Excerpts from a figure dataset
--- begin ---

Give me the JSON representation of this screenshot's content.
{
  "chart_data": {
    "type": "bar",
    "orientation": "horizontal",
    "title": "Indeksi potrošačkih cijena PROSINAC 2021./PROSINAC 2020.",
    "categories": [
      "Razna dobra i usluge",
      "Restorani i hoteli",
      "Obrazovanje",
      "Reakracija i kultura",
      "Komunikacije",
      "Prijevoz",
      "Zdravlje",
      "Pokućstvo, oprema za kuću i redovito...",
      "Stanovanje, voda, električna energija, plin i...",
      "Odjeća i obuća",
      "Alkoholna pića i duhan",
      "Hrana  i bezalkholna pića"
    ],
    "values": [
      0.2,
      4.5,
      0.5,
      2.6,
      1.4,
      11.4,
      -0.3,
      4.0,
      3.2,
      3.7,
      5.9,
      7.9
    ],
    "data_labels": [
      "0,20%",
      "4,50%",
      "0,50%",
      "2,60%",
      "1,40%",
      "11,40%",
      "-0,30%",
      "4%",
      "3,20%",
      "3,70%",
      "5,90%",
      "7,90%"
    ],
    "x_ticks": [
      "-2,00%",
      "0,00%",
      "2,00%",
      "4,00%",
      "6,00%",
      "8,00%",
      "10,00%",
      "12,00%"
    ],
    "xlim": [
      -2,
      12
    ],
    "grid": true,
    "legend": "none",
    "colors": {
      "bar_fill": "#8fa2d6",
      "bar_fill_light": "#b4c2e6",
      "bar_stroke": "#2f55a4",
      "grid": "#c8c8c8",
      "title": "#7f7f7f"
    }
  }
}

--- end ---

TASK
Return all lines with the word "pića" in them.

SOLUTION FOR THIS PROBLEM
      "Alkoholna pića i duhan",
      "Hrana  i bezalkholna pića"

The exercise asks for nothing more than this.